## Begin Provided data

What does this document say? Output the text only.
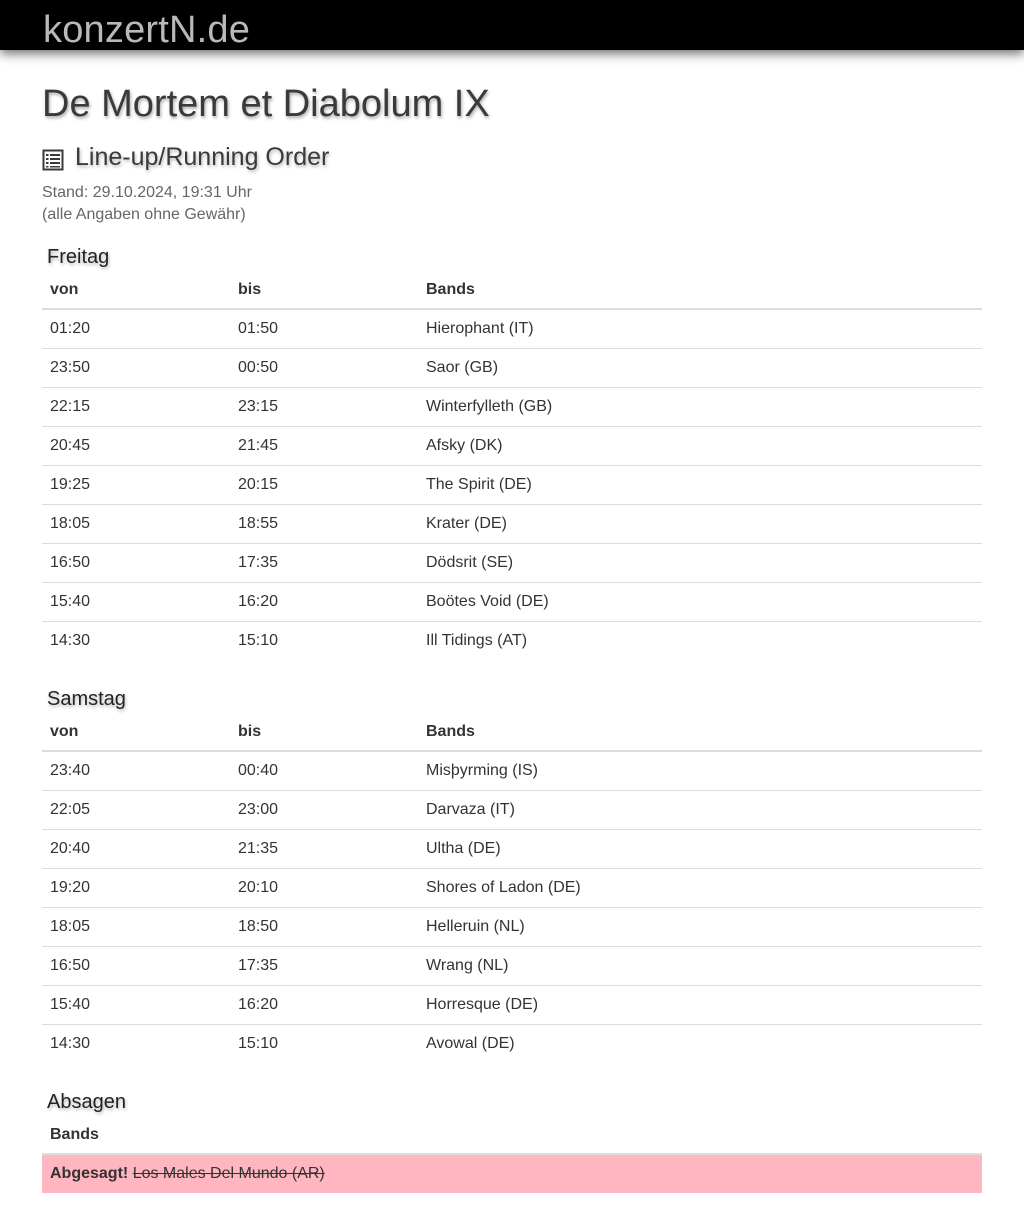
konzertN.de
De Mortem et Diabolum IX
Line-up/Running Order
Stand: 29.10.2024, 19:31 Uhr
(alle Angaben ohne Gewähr)
Freitag
von	bis	Bands
01:20	01:50	Hierophant (IT)
23:50	00:50	Saor (GB)
22:15	23:15	Winterfylleth (GB)
20:45	21:45	Afsky (DK)
19:25	20:15	The Spirit (DE)
18:05	18:55	Krater (DE)
16:50	17:35	Dödsrit (SE)
15:40	16:20	Boötes Void (DE)
14:30	15:10	Ill Tidings (AT)
Samstag
von	bis	Bands
23:40	00:40	Misþyrming (IS)
22:05	23:00	Darvaza (IT)
20:40	21:35	Ultha (DE)
19:20	20:10	Shores of Ladon (DE)
18:05	18:50	Helleruin (NL)
16:50	17:35	Wrang (NL)
15:40	16:20	Horresque (DE)
14:30	15:10	Avowal (DE)
Absagen
Bands
Abgesagt! Los Males Del Mundo (AR)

## End Provided data

## Task instructions
Nothing in the entries above should change when they are printed again, except that the pictures are dropped.

## Solution to the problem
What does this document say? Output the text only.
konzertN.de
De Mortem et Diabolum IX
Line-up/Running Order
Stand: 29.10.2024, 19:31 Uhr
(alle Angaben ohne Gewähr)
Freitag
von	bis	Bands
01:20	01:50	Hierophant (IT)
23:50	00:50	Saor (GB)
22:15	23:15	Winterfylleth (GB)
20:45	21:45	Afsky (DK)
19:25	20:15	The Spirit (DE)
18:05	18:55	Krater (DE)
16:50	17:35	Dödsrit (SE)
15:40	16:20	Boötes Void (DE)
14:30	15:10	Ill Tidings (AT)
Samstag
von	bis	Bands
23:40	00:40	Misþyrming (IS)
22:05	23:00	Darvaza (IT)
20:40	21:35	Ultha (DE)
19:20	20:10	Shores of Ladon (DE)
18:05	18:50	Helleruin (NL)
16:50	17:35	Wrang (NL)
15:40	16:20	Horresque (DE)
14:30	15:10	Avowal (DE)
Absagen
Bands
Abgesagt! Los Males Del Mundo (AR)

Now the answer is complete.